* _Task goal_
Copy out the data below verbatim.

Stored entries:
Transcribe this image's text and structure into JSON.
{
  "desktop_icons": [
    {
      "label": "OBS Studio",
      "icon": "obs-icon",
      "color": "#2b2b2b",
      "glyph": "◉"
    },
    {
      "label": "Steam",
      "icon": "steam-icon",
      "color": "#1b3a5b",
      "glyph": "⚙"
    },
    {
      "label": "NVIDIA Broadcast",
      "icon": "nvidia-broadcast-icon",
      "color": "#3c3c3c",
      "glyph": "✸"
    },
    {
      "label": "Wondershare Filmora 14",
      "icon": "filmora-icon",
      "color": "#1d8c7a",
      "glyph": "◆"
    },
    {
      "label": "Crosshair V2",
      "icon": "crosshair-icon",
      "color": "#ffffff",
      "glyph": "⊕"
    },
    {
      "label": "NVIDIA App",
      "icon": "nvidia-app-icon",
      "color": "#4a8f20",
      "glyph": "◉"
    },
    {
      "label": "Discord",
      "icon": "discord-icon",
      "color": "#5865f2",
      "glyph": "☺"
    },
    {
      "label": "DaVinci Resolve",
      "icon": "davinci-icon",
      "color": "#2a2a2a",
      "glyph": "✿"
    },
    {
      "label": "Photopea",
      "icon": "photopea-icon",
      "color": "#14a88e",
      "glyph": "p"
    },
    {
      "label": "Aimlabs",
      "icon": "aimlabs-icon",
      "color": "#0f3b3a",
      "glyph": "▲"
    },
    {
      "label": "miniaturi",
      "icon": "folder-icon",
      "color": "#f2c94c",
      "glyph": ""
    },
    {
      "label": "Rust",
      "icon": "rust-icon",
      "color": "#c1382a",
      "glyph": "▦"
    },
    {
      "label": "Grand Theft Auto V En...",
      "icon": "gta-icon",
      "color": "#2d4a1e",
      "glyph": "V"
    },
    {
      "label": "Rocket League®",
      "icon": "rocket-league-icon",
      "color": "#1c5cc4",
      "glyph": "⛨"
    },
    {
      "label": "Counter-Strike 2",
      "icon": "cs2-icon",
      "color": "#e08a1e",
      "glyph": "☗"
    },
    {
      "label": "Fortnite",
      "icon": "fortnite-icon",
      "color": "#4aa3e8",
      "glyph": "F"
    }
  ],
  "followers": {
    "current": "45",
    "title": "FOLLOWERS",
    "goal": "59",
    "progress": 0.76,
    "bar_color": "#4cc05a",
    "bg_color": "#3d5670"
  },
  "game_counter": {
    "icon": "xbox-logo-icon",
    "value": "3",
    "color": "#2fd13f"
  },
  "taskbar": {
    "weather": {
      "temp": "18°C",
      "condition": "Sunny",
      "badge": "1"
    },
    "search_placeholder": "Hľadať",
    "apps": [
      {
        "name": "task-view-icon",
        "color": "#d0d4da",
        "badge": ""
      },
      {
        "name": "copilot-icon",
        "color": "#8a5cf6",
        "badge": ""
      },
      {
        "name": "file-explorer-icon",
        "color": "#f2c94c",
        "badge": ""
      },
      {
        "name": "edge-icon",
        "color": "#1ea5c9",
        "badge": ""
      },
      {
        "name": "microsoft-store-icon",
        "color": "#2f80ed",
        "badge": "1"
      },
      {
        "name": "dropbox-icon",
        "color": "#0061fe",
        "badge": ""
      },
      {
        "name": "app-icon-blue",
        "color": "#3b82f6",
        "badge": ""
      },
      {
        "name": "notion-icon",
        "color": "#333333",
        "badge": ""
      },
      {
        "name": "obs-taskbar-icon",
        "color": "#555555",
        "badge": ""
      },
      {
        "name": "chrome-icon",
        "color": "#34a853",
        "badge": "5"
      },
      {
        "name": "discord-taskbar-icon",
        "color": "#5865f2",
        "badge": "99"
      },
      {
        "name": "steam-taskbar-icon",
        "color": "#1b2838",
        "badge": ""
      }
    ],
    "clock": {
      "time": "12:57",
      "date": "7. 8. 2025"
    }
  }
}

* _Result_
Transcribe this image's text and structure into JSON.
{
  "desktop_icons": [
    {
      "label": "OBS Studio",
      "icon": "obs-icon",
      "color": "#2b2b2b",
      "glyph": "◉"
    },
    {
      "label": "Steam",
      "icon": "steam-icon",
      "color": "#1b3a5b",
      "glyph": "⚙"
    },
    {
      "label": "NVIDIA Broadcast",
      "icon": "nvidia-broadcast-icon",
      "color": "#3c3c3c",
      "glyph": "✸"
    },
    {
      "label": "Wondershare Filmora 14",
      "icon": "filmora-icon",
      "color": "#1d8c7a",
      "glyph": "◆"
    },
    {
      "label": "Crosshair V2",
      "icon": "crosshair-icon",
      "color": "#ffffff",
      "glyph": "⊕"
    },
    {
      "label": "NVIDIA App",
      "icon": "nvidia-app-icon",
      "color": "#4a8f20",
      "glyph": "◉"
    },
    {
      "label": "Discord",
      "icon": "discord-icon",
      "color": "#5865f2",
      "glyph": "☺"
    },
    {
      "label": "DaVinci Resolve",
      "icon": "davinci-icon",
      "color": "#2a2a2a",
      "glyph": "✿"
    },
    {
      "label": "Photopea",
      "icon": "photopea-icon",
      "color": "#14a88e",
      "glyph": "p"
    },
    {
      "label": "Aimlabs",
      "icon": "aimlabs-icon",
      "color": "#0f3b3a",
      "glyph": "▲"
    },
    {
      "label": "miniaturi",
      "icon": "folder-icon",
      "color": "#f2c94c",
      "glyph": ""
    },
    {
      "label": "Rust",
      "icon": "rust-icon",
      "color": "#c1382a",
      "glyph": "▦"
    },
    {
      "label": "Grand Theft Auto V En...",
      "icon": "gta-icon",
      "color": "#2d4a1e",
      "glyph": "V"
    },
    {
      "label": "Rocket League®",
      "icon": "rocket-league-icon",
      "color": "#1c5cc4",
      "glyph": "⛨"
    },
    {
      "label": "Counter-Strike 2",
      "icon": "cs2-icon",
      "color": "#e08a1e",
      "glyph": "☗"
    },
    {
      "label": "Fortnite",
      "icon": "fortnite-icon",
      "color": "#4aa3e8",
      "glyph": "F"
    }
  ],
  "followers": {
    "current": "45",
    "title": "FOLLOWERS",
    "goal": "59",
    "progress": 0.76,
    "bar_color": "#4cc05a",
    "bg_color": "#3d5670"
  },
  "game_counter": {
    "icon": "xbox-logo-icon",
    "value": "3",
    "color": "#2fd13f"
  },
  "taskbar": {
    "weather": {
      "temp": "18°C",
      "condition": "Sunny",
      "badge": "1"
    },
    "search_placeholder": "Hľadať",
    "apps": [
      {
        "name": "task-view-icon",
        "color": "#d0d4da",
        "badge": ""
      },
      {
        "name": "copilot-icon",
        "color": "#8a5cf6",
        "badge": ""
      },
      {
        "name": "file-explorer-icon",
        "color": "#f2c94c",
        "badge": ""
      },
      {
        "name": "edge-icon",
        "color": "#1ea5c9",
        "badge": ""
      },
      {
        "name": "microsoft-store-icon",
        "color": "#2f80ed",
        "badge": "1"
      },
      {
        "name": "dropbox-icon",
        "color": "#0061fe",
        "badge": ""
      },
      {
        "name": "app-icon-blue",
        "color": "#3b82f6",
        "badge": ""
      },
      {
        "name": "notion-icon",
        "color": "#333333",
        "badge": ""
      },
      {
        "name": "obs-taskbar-icon",
        "color": "#555555",
        "badge": ""
      },
      {
        "name": "chrome-icon",
        "color": "#34a853",
        "badge": "5"
      },
      {
        "name": "discord-taskbar-icon",
        "color": "#5865f2",
        "badge": "99"
      },
      {
        "name": "steam-taskbar-icon",
        "color": "#1b2838",
        "badge": ""
      }
    ],
    "clock": {
      "time": "12:57",
      "date": "7. 8. 2025"
    }
  }
}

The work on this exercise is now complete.